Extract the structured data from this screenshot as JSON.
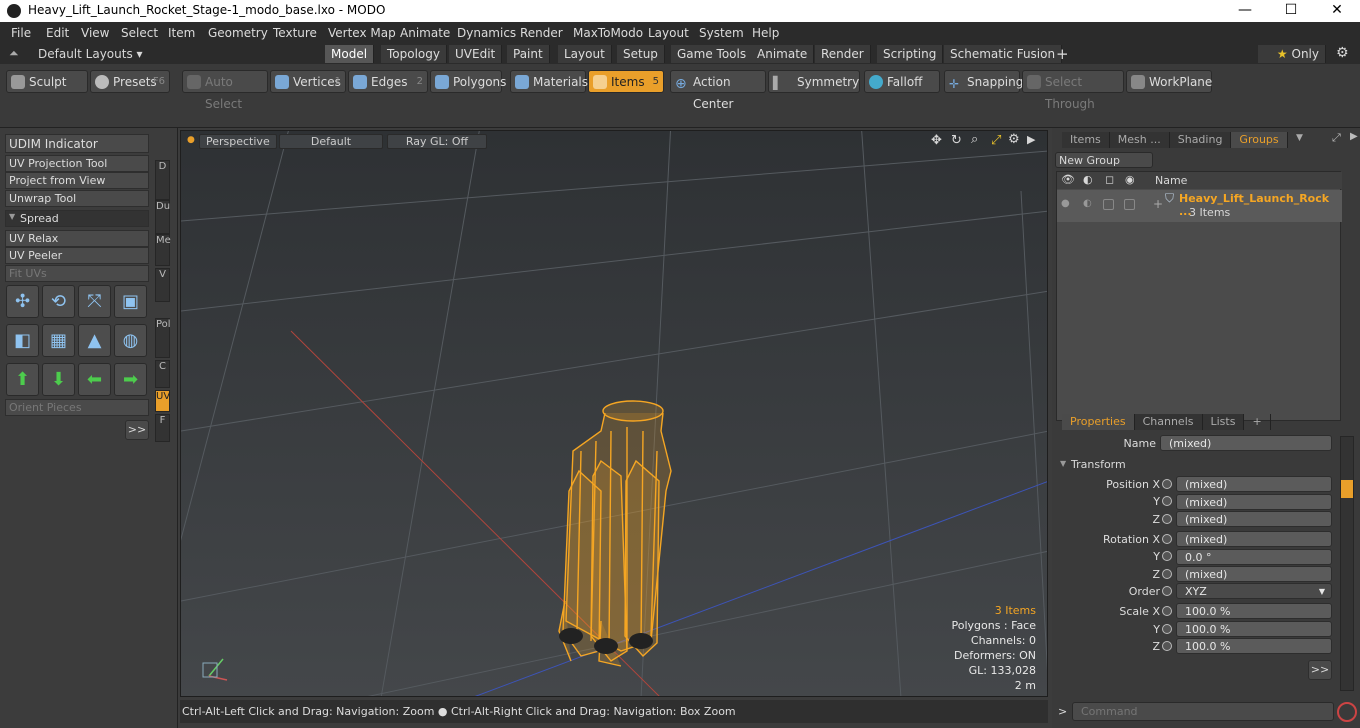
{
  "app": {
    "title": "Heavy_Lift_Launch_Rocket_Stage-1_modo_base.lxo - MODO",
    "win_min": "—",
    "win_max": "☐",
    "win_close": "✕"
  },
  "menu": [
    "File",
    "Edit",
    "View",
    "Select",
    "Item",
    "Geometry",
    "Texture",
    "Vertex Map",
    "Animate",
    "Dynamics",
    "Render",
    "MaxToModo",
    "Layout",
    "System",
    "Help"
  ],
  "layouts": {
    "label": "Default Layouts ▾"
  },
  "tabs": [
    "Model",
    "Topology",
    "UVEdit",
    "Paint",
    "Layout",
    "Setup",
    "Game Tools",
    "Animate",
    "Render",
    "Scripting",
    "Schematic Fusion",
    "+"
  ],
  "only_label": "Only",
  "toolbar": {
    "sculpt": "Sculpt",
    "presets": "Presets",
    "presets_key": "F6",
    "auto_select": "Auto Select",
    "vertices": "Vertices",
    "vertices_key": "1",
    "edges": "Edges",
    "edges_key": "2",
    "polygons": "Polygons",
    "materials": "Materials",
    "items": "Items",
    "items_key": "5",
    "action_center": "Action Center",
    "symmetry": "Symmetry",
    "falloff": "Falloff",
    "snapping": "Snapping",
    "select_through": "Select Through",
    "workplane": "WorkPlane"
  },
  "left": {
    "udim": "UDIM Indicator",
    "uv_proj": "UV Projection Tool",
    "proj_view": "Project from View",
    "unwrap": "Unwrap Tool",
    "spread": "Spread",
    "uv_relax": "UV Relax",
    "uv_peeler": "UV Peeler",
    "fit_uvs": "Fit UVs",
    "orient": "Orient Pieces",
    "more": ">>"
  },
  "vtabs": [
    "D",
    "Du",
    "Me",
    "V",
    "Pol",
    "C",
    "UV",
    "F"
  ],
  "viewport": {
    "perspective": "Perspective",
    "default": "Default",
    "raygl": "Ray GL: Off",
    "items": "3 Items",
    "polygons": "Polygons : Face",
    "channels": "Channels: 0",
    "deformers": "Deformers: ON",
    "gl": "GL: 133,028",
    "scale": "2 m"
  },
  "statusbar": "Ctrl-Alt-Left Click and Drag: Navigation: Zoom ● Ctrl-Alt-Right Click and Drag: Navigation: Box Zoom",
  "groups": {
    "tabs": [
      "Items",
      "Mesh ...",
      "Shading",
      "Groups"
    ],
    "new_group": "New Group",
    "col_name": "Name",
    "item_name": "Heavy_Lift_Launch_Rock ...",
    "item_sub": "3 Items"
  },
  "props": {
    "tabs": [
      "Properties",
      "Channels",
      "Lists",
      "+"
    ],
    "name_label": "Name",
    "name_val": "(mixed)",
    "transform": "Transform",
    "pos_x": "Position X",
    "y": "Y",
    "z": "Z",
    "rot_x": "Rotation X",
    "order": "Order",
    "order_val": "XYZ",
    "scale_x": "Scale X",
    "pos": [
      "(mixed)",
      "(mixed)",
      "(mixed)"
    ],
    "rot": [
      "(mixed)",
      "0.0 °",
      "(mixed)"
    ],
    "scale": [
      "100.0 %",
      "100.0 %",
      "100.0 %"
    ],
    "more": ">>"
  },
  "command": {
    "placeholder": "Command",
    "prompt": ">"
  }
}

Task goal:
Using the records above, find and show each line with the string "Default".

Response:
    "label": "Default Layouts ▾"
    "default": "Default",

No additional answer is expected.